Dataset items
::::::::::

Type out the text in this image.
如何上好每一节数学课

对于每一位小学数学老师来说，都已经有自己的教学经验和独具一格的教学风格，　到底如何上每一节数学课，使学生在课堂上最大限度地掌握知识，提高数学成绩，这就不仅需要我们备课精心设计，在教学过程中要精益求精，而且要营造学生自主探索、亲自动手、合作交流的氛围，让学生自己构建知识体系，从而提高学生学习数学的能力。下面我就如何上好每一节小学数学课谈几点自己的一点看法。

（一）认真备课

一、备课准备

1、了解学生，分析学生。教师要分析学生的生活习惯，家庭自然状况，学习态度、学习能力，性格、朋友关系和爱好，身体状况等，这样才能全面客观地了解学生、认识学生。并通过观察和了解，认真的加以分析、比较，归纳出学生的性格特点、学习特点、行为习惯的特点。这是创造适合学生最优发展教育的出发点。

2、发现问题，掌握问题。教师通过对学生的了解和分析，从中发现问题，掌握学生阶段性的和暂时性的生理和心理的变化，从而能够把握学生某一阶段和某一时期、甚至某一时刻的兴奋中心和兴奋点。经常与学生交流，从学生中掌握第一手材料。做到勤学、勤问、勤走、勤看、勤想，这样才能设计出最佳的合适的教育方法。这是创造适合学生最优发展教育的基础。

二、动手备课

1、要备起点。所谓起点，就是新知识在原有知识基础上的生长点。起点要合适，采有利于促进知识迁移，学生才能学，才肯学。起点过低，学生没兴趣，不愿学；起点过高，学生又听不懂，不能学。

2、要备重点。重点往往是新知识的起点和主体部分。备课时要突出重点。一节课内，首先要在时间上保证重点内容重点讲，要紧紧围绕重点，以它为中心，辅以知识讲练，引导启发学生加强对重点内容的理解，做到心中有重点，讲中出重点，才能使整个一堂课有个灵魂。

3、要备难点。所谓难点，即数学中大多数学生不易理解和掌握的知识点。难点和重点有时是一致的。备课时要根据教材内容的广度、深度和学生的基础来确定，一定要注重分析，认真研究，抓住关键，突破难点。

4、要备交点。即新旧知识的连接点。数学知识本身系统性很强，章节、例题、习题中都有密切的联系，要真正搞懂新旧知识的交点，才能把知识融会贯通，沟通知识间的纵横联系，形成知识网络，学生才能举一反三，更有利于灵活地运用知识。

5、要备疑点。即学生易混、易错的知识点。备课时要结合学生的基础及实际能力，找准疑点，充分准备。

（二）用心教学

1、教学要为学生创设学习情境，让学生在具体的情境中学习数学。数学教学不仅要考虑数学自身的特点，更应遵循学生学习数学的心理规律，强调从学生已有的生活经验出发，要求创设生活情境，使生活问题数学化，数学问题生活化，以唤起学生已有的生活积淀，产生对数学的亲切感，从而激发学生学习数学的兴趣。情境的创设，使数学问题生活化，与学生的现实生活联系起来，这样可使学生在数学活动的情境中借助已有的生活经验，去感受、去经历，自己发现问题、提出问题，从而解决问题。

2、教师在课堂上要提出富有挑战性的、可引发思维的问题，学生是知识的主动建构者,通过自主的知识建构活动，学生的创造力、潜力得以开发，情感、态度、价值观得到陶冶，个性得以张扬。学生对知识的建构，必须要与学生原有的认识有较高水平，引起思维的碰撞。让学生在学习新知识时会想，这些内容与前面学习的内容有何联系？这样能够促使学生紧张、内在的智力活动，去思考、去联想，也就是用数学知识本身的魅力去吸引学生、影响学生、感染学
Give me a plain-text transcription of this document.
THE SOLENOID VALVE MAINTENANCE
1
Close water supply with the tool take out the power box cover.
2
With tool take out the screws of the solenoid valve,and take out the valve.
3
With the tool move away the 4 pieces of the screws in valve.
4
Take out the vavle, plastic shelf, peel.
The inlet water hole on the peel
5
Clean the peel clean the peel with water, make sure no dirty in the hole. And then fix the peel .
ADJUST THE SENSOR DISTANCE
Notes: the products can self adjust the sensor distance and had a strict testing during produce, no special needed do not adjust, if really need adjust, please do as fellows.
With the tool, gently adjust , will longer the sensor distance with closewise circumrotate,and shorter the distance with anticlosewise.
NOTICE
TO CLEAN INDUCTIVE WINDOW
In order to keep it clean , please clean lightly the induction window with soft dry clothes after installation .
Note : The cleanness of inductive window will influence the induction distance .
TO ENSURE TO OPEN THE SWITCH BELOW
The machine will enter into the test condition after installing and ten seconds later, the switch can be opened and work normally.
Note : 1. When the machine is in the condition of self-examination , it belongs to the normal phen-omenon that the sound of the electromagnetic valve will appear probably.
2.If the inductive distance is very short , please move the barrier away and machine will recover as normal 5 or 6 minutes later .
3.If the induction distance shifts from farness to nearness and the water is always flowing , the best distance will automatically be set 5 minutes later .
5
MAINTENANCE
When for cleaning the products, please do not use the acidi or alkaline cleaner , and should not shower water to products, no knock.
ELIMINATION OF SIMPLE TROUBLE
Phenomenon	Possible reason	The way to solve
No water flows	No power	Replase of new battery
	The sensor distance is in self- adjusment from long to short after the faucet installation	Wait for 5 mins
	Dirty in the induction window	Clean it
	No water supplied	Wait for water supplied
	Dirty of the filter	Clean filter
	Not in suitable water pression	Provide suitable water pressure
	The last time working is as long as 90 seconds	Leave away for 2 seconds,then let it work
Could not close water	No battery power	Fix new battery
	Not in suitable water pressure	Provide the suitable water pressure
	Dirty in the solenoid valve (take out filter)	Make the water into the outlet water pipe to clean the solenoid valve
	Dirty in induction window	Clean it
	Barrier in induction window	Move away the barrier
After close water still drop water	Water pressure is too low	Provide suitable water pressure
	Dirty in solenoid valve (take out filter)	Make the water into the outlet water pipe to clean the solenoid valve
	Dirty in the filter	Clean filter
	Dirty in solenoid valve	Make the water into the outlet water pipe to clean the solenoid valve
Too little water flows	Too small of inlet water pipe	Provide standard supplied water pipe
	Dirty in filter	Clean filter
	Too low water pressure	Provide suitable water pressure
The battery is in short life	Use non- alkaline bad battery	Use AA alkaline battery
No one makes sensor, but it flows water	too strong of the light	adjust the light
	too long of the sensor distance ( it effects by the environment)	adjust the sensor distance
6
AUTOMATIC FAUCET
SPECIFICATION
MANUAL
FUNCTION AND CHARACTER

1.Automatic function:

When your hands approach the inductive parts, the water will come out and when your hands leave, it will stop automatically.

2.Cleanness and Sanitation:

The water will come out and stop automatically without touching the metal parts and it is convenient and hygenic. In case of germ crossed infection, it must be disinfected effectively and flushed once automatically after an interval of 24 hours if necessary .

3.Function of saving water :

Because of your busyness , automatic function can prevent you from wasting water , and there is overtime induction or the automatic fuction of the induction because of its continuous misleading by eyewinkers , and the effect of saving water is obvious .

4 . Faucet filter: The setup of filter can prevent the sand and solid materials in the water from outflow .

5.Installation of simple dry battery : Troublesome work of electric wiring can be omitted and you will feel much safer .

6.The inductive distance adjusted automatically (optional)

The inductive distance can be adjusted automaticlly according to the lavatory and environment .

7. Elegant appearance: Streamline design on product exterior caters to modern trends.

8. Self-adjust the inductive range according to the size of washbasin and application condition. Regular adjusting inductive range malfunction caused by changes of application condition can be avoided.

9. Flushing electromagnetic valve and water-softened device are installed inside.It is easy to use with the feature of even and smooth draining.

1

::::::::::

◆ Work to complete
Set down all of the records shown above once more, exactly.

◆ Response to this task
Type out the text in this image.
如何上好每一节数学课

对于每一位小学数学老师来说，都已经有自己的教学经验和独具一格的教学风格，　到底如何上每一节数学课，使学生在课堂上最大限度地掌握知识，提高数学成绩，这就不仅需要我们备课精心设计，在教学过程中要精益求精，而且要营造学生自主探索、亲自动手、合作交流的氛围，让学生自己构建知识体系，从而提高学生学习数学的能力。下面我就如何上好每一节小学数学课谈几点自己的一点看法。

（一）认真备课

一、备课准备

1、了解学生，分析学生。教师要分析学生的生活习惯，家庭自然状况，学习态度、学习能力，性格、朋友关系和爱好，身体状况等，这样才能全面客观地了解学生、认识学生。并通过观察和了解，认真的加以分析、比较，归纳出学生的性格特点、学习特点、行为习惯的特点。这是创造适合学生最优发展教育的出发点。

2、发现问题，掌握问题。教师通过对学生的了解和分析，从中发现问题，掌握学生阶段性的和暂时性的生理和心理的变化，从而能够把握学生某一阶段和某一时期、甚至某一时刻的兴奋中心和兴奋点。经常与学生交流，从学生中掌握第一手材料。做到勤学、勤问、勤走、勤看、勤想，这样才能设计出最佳的合适的教育方法。这是创造适合学生最优发展教育的基础。

二、动手备课

1、要备起点。所谓起点，就是新知识在原有知识基础上的生长点。起点要合适，采有利于促进知识迁移，学生才能学，才肯学。起点过低，学生没兴趣，不愿学；起点过高，学生又听不懂，不能学。

2、要备重点。重点往往是新知识的起点和主体部分。备课时要突出重点。一节课内，首先要在时间上保证重点内容重点讲，要紧紧围绕重点，以它为中心，辅以知识讲练，引导启发学生加强对重点内容的理解，做到心中有重点，讲中出重点，才能使整个一堂课有个灵魂。

3、要备难点。所谓难点，即数学中大多数学生不易理解和掌握的知识点。难点和重点有时是一致的。备课时要根据教材内容的广度、深度和学生的基础来确定，一定要注重分析，认真研究，抓住关键，突破难点。

4、要备交点。即新旧知识的连接点。数学知识本身系统性很强，章节、例题、习题中都有密切的联系，要真正搞懂新旧知识的交点，才能把知识融会贯通，沟通知识间的纵横联系，形成知识网络，学生才能举一反三，更有利于灵活地运用知识。

5、要备疑点。即学生易混、易错的知识点。备课时要结合学生的基础及实际能力，找准疑点，充分准备。

（二）用心教学

1、教学要为学生创设学习情境，让学生在具体的情境中学习数学。数学教学不仅要考虑数学自身的特点，更应遵循学生学习数学的心理规律，强调从学生已有的生活经验出发，要求创设生活情境，使生活问题数学化，数学问题生活化，以唤起学生已有的生活积淀，产生对数学的亲切感，从而激发学生学习数学的兴趣。情境的创设，使数学问题生活化，与学生的现实生活联系起来，这样可使学生在数学活动的情境中借助已有的生活经验，去感受、去经历，自己发现问题、提出问题，从而解决问题。

2、教师在课堂上要提出富有挑战性的、可引发思维的问题，学生是知识的主动建构者,通过自主的知识建构活动，学生的创造力、潜力得以开发，情感、态度、价值观得到陶冶，个性得以张扬。学生对知识的建构，必须要与学生原有的认识有较高水平，引起思维的碰撞。让学生在学习新知识时会想，这些内容与前面学习的内容有何联系？这样能够促使学生紧张、内在的智力活动，去思考、去联想，也就是用数学知识本身的魅力去吸引学生、影响学生、感染学
Give me a plain-text transcription of this document.
THE SOLENOID VALVE MAINTENANCE
1
Close water supply with the tool take out the power box cover.
2
With tool take out the screws of the solenoid valve,and take out the valve.
3
With the tool move away the 4 pieces of the screws in valve.
4
Take out the vavle, plastic shelf, peel.
The inlet water hole on the peel
5
Clean the peel clean the peel with water, make sure no dirty in the hole. And then fix the peel .
ADJUST THE SENSOR DISTANCE
Notes: the products can self adjust the sensor distance and had a strict testing during produce, no special needed do not adjust, if really need adjust, please do as fellows.
With the tool, gently adjust , will longer the sensor distance with closewise circumrotate,and shorter the distance with anticlosewise.
NOTICE
TO CLEAN INDUCTIVE WINDOW
In order to keep it clean , please clean lightly the induction window with soft dry clothes after installation .
Note : The cleanness of inductive window will influence the induction distance .
TO ENSURE TO OPEN THE SWITCH BELOW
The machine will enter into the test condition after installing and ten seconds later, the switch can be opened and work normally.
Note : 1. When the machine is in the condition of self-examination , it belongs to the normal phen-omenon that the sound of the electromagnetic valve will appear probably.
2.If the inductive distance is very short , please move the barrier away and machine will recover as normal 5 or 6 minutes later .
3.If the induction distance shifts from farness to nearness and the water is always flowing , the best distance will automatically be set 5 minutes later .
5
MAINTENANCE
When for cleaning the products, please do not use the acidi or alkaline cleaner , and should not shower water to products, no knock.
ELIMINATION OF SIMPLE TROUBLE
Phenomenon	Possible reason	The way to solve
No water flows	No power	Replase of new battery
	The sensor distance is in self- adjusment from long to short after the faucet installation	Wait for 5 mins
	Dirty in the induction window	Clean it
	No water supplied	Wait for water supplied
	Dirty of the filter	Clean filter
	Not in suitable water pression	Provide suitable water pressure
	The last time working is as long as 90 seconds	Leave away for 2 seconds,then let it work
Could not close water	No battery power	Fix new battery
	Not in suitable water pressure	Provide the suitable water pressure
	Dirty in the solenoid valve (take out filter)	Make the water into the outlet water pipe to clean the solenoid valve
	Dirty in induction window	Clean it
	Barrier in induction window	Move away the barrier
After close water still drop water	Water pressure is too low	Provide suitable water pressure
	Dirty in solenoid valve (take out filter)	Make the water into the outlet water pipe to clean the solenoid valve
	Dirty in the filter	Clean filter
	Dirty in solenoid valve	Make the water into the outlet water pipe to clean the solenoid valve
Too little water flows	Too small of inlet water pipe	Provide standard supplied water pipe
	Dirty in filter	Clean filter
	Too low water pressure	Provide suitable water pressure
The battery is in short life	Use non- alkaline bad battery	Use AA alkaline battery
No one makes sensor, but it flows water	too strong of the light	adjust the light
	too long of the sensor distance ( it effects by the environment)	adjust the sensor distance
6
AUTOMATIC FAUCET
SPECIFICATION
MANUAL
FUNCTION AND CHARACTER

1.Automatic function:

When your hands approach the inductive parts, the water will come out and when your hands leave, it will stop automatically.

2.Cleanness and Sanitation:

The water will come out and stop automatically without touching the metal parts and it is convenient and hygenic. In case of germ crossed infection, it must be disinfected effectively and flushed once automatically after an interval of 24 hours if necessary .

3.Function of saving water :

Because of your busyness , automatic function can prevent you from wasting water , and there is overtime induction or the automatic fuction of the induction because of its continuous misleading by eyewinkers , and the effect of saving water is obvious .

4 . Faucet filter: The setup of filter can prevent the sand and solid materials in the water from outflow .

5.Installation of simple dry battery : Troublesome work of electric wiring can be omitted and you will feel much safer .

6.The inductive distance adjusted automatically (optional)

The inductive distance can be adjusted automaticlly according to the lavatory and environment .

7. Elegant appearance: Streamline design on product exterior caters to modern trends.

8. Self-adjust the inductive range according to the size of washbasin and application condition. Regular adjusting inductive range malfunction caused by changes of application condition can be avoided.

9. Flushing electromagnetic valve and water-softened device are installed inside.It is easy to use with the feature of even and smooth draining.

1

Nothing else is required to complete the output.